» Task: List every line below containing "color".

[Stored records]
++++++

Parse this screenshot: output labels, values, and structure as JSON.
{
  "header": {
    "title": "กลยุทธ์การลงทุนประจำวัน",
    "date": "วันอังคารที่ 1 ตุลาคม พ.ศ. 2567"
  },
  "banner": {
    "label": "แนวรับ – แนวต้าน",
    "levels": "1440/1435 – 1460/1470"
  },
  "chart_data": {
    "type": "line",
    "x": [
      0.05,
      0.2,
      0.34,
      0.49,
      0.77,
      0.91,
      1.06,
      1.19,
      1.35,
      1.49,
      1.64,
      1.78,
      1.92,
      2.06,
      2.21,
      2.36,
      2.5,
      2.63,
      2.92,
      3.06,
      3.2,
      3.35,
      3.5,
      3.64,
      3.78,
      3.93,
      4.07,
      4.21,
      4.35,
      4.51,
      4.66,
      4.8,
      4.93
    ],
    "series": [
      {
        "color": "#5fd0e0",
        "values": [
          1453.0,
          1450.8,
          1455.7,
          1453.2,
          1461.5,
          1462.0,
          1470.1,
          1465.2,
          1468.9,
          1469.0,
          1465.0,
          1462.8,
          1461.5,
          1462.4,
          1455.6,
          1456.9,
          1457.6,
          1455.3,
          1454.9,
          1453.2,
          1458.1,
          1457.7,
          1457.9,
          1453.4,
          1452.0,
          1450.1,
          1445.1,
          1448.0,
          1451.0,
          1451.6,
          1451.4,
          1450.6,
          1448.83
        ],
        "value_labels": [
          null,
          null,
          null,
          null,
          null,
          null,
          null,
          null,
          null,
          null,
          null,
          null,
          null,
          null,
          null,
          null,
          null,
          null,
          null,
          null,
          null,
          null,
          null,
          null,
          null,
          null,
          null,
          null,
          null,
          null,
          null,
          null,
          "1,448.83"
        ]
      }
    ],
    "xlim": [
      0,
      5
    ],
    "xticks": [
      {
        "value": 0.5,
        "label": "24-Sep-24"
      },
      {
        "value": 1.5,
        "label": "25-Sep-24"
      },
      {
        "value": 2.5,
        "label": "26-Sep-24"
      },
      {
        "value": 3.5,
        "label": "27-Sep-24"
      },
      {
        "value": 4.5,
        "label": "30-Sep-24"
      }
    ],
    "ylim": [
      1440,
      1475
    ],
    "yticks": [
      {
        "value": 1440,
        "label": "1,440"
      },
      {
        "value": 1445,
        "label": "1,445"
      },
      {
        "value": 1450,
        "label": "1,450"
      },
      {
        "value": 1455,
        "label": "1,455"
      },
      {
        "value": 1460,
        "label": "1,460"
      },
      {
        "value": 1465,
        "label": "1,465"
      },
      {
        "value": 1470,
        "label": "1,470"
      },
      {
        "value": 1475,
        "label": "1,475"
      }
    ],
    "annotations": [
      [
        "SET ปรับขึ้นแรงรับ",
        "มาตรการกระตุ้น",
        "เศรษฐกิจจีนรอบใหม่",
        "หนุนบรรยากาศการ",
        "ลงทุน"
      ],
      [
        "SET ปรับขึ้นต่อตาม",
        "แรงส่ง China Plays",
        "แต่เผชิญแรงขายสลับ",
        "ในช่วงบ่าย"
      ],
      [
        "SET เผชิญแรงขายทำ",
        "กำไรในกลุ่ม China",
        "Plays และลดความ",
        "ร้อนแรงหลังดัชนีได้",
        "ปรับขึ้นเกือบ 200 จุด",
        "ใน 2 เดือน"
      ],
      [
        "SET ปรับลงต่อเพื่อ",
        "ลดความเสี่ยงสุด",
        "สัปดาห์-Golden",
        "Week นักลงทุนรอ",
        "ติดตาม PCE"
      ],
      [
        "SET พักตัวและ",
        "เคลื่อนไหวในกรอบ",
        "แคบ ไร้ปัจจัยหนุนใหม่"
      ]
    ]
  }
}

++++++

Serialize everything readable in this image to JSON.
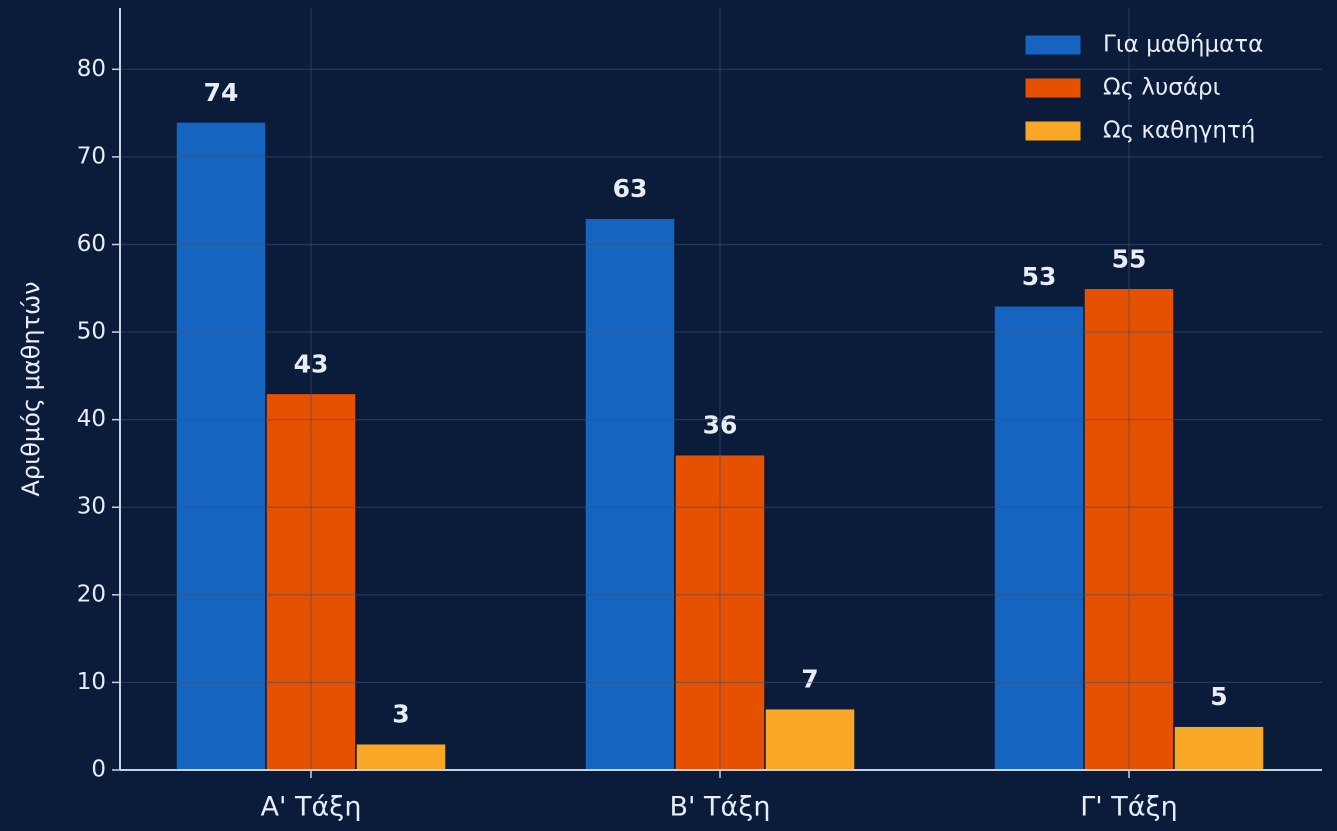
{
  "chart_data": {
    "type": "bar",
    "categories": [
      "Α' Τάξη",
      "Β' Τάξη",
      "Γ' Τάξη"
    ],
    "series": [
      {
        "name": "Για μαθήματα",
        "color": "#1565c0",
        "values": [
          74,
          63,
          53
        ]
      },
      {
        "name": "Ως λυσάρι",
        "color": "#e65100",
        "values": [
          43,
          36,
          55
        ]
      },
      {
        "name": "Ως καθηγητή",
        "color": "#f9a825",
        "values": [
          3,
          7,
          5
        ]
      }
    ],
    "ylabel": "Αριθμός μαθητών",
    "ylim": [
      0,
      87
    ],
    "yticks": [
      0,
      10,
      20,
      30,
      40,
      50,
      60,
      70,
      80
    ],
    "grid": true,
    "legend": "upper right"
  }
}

++++++

» Solution for this task:
        "color": "#5fd0e0",
        "color": "#1565c0",
        "color": "#e65100",
        "color": "#f9a825",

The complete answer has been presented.